<<<<

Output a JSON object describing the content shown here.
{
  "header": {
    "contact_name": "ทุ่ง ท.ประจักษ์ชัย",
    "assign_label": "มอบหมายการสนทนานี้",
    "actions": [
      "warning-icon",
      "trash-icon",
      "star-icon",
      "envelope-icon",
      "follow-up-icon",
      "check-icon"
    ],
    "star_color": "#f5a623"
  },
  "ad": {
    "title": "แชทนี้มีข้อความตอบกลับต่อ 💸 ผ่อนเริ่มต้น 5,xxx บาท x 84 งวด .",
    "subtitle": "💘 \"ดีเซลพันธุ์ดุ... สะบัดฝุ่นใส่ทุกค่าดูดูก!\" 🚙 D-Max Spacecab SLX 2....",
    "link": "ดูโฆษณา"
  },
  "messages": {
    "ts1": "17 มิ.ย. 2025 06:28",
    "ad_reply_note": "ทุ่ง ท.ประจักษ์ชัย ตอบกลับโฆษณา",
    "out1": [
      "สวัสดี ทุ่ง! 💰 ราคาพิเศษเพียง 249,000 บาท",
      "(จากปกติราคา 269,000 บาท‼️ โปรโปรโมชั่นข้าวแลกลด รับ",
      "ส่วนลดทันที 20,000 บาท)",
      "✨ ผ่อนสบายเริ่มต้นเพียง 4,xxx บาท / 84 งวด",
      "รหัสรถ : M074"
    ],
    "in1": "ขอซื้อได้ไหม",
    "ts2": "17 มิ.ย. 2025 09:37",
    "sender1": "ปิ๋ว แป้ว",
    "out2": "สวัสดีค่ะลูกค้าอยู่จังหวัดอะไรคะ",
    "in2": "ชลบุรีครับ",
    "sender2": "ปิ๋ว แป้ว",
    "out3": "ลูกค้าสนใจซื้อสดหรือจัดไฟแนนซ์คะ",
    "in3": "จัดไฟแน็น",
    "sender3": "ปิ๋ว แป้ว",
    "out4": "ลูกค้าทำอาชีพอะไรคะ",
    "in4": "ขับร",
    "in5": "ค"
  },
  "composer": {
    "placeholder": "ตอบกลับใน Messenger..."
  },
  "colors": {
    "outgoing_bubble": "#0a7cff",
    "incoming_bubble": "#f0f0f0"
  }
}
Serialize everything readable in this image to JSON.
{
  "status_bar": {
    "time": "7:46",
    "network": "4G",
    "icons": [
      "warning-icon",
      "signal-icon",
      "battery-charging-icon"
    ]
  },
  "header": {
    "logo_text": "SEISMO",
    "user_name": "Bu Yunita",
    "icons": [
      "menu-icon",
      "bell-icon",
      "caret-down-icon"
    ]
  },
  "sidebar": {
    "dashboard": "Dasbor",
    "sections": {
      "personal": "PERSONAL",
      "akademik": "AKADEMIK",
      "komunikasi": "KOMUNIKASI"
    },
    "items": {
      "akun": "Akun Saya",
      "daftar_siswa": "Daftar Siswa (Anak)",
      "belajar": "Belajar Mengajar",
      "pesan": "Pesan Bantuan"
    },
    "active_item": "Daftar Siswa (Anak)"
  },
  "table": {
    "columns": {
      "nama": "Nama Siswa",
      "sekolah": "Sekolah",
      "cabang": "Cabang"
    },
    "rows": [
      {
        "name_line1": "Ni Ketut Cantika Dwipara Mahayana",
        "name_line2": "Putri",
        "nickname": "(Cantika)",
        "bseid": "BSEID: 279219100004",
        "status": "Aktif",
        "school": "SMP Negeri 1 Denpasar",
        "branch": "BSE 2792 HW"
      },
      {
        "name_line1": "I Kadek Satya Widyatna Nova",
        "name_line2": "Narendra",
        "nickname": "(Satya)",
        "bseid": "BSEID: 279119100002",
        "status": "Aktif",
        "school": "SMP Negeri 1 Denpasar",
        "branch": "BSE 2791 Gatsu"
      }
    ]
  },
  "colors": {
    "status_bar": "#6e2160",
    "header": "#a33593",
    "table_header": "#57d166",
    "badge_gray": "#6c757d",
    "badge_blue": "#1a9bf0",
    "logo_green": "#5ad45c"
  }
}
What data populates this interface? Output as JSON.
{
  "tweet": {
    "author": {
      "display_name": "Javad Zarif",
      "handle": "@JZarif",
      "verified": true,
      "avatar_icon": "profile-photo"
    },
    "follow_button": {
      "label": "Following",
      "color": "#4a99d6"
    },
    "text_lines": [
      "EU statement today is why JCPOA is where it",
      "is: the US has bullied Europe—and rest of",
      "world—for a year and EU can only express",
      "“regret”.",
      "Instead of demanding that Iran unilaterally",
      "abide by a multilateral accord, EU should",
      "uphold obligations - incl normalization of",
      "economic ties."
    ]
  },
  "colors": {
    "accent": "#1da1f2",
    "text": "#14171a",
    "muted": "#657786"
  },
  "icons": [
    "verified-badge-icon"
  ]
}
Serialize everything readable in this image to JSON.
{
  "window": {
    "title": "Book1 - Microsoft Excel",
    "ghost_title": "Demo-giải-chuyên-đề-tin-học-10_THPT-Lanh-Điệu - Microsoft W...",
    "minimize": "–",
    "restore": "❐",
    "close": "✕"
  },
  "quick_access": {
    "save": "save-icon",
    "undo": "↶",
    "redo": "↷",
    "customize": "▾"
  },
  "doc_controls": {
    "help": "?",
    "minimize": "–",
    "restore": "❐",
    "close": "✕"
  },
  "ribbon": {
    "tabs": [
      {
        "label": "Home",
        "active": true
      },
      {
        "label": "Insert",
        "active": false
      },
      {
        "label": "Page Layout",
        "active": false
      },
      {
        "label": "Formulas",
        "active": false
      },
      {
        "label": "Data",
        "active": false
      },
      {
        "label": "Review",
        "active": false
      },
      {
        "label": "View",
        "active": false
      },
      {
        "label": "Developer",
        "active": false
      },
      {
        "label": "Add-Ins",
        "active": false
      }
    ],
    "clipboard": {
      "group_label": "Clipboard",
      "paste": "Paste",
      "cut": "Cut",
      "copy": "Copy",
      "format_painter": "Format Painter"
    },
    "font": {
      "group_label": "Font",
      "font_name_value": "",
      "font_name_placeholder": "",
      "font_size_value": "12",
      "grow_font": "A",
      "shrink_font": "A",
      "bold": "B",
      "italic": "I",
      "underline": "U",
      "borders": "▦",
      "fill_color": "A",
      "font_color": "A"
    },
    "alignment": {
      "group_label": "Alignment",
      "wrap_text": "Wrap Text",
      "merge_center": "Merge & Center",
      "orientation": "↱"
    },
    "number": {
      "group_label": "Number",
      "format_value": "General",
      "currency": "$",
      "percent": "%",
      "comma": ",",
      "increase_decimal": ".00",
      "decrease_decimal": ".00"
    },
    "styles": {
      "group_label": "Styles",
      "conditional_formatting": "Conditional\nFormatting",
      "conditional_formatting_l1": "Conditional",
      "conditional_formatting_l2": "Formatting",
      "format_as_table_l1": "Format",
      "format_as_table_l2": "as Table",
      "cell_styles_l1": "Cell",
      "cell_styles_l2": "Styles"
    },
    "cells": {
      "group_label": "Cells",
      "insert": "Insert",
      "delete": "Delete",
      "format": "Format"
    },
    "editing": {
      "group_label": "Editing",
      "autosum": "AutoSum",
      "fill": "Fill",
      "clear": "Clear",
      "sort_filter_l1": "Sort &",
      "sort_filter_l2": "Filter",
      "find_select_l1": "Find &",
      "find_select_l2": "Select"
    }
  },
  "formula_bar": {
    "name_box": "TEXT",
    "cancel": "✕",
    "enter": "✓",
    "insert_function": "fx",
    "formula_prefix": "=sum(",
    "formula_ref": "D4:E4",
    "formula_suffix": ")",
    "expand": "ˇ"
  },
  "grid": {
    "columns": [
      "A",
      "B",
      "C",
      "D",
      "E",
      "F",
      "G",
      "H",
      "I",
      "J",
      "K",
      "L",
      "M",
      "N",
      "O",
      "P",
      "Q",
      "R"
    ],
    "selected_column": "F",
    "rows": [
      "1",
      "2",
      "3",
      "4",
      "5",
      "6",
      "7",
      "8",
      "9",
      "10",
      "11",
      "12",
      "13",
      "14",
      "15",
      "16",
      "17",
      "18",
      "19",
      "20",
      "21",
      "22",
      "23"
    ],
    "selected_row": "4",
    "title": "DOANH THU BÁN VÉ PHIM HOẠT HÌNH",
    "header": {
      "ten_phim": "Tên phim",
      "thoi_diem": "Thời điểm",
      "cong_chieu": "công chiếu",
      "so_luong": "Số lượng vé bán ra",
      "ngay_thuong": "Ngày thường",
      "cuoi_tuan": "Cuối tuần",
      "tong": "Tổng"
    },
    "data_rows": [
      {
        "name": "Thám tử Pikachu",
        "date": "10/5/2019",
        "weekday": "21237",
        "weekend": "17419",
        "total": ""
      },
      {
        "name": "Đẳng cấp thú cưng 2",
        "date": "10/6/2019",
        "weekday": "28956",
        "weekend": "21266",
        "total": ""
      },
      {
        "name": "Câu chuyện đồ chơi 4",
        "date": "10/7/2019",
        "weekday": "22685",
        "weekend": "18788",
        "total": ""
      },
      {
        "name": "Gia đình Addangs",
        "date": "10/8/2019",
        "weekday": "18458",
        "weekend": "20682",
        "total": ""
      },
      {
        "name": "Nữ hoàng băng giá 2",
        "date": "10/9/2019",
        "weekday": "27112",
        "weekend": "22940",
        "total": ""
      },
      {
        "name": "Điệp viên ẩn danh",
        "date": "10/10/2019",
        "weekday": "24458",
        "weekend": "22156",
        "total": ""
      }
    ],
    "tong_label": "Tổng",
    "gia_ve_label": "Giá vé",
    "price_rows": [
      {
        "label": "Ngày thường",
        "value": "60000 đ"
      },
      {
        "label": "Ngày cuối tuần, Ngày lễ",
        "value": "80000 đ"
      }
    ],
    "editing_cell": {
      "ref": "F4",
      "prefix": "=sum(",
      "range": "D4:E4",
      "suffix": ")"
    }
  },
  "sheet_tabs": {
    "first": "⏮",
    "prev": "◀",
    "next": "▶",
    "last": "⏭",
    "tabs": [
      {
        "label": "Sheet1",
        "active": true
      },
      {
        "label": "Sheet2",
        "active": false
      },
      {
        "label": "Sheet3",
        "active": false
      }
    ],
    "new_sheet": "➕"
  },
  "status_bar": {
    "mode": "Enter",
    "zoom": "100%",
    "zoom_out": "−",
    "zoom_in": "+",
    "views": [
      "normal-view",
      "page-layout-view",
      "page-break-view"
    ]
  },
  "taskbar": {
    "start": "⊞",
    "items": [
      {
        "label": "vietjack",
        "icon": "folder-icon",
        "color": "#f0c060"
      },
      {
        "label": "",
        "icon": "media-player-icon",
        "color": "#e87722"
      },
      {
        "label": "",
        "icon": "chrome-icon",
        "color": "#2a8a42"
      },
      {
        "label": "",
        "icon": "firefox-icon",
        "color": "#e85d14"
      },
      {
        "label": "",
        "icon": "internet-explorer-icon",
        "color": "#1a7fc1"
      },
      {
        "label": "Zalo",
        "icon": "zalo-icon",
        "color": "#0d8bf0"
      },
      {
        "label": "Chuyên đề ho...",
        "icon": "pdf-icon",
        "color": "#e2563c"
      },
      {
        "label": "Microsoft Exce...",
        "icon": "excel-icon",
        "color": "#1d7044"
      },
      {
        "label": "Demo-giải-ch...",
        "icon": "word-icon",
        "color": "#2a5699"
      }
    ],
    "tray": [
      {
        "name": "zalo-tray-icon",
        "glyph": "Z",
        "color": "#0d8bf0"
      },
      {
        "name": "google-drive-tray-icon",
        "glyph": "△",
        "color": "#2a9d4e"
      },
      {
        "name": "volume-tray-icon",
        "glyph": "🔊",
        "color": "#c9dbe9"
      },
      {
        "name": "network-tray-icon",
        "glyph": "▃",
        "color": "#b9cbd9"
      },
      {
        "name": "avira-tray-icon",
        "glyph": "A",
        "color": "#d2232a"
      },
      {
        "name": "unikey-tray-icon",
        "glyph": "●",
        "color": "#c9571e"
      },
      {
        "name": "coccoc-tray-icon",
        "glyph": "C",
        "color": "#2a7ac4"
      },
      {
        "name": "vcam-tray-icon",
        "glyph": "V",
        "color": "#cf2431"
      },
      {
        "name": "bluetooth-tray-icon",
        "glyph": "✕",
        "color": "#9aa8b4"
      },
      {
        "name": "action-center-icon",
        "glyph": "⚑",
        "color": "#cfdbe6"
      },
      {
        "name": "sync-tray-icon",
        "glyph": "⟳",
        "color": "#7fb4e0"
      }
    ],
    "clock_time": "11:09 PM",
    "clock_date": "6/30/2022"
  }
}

>>>>

Required task:
State how many lines of the records above contain the word "branch", giving only that number.

Task solution:
2